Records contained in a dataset
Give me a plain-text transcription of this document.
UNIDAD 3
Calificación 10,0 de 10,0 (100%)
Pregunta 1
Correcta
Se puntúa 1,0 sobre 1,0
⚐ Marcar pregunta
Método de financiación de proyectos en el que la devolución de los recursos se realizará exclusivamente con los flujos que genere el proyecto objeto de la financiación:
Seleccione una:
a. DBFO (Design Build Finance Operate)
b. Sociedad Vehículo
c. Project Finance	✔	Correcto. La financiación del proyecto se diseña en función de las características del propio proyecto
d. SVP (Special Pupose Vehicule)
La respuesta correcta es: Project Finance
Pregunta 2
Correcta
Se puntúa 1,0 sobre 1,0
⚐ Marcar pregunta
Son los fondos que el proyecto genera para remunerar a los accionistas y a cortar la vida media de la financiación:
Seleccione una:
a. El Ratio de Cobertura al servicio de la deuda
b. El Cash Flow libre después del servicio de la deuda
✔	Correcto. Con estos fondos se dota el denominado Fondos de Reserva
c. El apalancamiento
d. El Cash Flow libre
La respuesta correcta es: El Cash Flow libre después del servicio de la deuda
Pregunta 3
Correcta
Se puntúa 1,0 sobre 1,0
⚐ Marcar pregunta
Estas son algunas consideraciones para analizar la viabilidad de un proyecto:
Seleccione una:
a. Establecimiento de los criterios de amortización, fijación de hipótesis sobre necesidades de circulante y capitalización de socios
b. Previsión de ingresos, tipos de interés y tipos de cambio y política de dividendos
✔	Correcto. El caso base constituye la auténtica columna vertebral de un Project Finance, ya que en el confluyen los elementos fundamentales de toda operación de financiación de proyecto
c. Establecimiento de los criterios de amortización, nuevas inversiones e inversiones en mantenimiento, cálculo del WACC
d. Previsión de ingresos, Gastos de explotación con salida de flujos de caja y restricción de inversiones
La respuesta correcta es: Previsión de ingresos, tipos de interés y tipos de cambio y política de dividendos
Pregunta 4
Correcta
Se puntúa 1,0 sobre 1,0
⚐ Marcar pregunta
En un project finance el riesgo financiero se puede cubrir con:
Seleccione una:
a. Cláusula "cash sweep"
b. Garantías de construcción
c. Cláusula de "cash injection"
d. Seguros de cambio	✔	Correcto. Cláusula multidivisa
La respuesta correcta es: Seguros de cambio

=== Instructions to follow ===
Your task is to transcribe the material exactly.

=== Task response ===
Give me a plain-text transcription of this document.
UNIDAD 3
Calificación 10,0 de 10,0 (100%)
Pregunta 1
Correcta
Se puntúa 1,0 sobre 1,0
⚐ Marcar pregunta
Método de financiación de proyectos en el que la devolución de los recursos se realizará exclusivamente con los flujos que genere el proyecto objeto de la financiación:
Seleccione una:
a. DBFO (Design Build Finance Operate)
b. Sociedad Vehículo
c. Project Finance	✔	Correcto. La financiación del proyecto se diseña en función de las características del propio proyecto
d. SVP (Special Pupose Vehicule)
La respuesta correcta es: Project Finance
Pregunta 2
Correcta
Se puntúa 1,0 sobre 1,0
⚐ Marcar pregunta
Son los fondos que el proyecto genera para remunerar a los accionistas y a cortar la vida media de la financiación:
Seleccione una:
a. El Ratio de Cobertura al servicio de la deuda
b. El Cash Flow libre después del servicio de la deuda
✔	Correcto. Con estos fondos se dota el denominado Fondos de Reserva
c. El apalancamiento
d. El Cash Flow libre
La respuesta correcta es: El Cash Flow libre después del servicio de la deuda
Pregunta 3
Correcta
Se puntúa 1,0 sobre 1,0
⚐ Marcar pregunta
Estas son algunas consideraciones para analizar la viabilidad de un proyecto:
Seleccione una:
a. Establecimiento de los criterios de amortización, fijación de hipótesis sobre necesidades de circulante y capitalización de socios
b. Previsión de ingresos, tipos de interés y tipos de cambio y política de dividendos
✔	Correcto. El caso base constituye la auténtica columna vertebral de un Project Finance, ya que en el confluyen los elementos fundamentales de toda operación de financiación de proyecto
c. Establecimiento de los criterios de amortización, nuevas inversiones e inversiones en mantenimiento, cálculo del WACC
d. Previsión de ingresos, Gastos de explotación con salida de flujos de caja y restricción de inversiones
La respuesta correcta es: Previsión de ingresos, tipos de interés y tipos de cambio y política de dividendos
Pregunta 4
Correcta
Se puntúa 1,0 sobre 1,0
⚐ Marcar pregunta
En un project finance el riesgo financiero se puede cubrir con:
Seleccione una:
a. Cláusula "cash sweep"
b. Garantías de construcción
c. Cláusula de "cash injection"
d. Seguros de cambio	✔	Correcto. Cláusula multidivisa
La respuesta correcta es: Seguros de cambio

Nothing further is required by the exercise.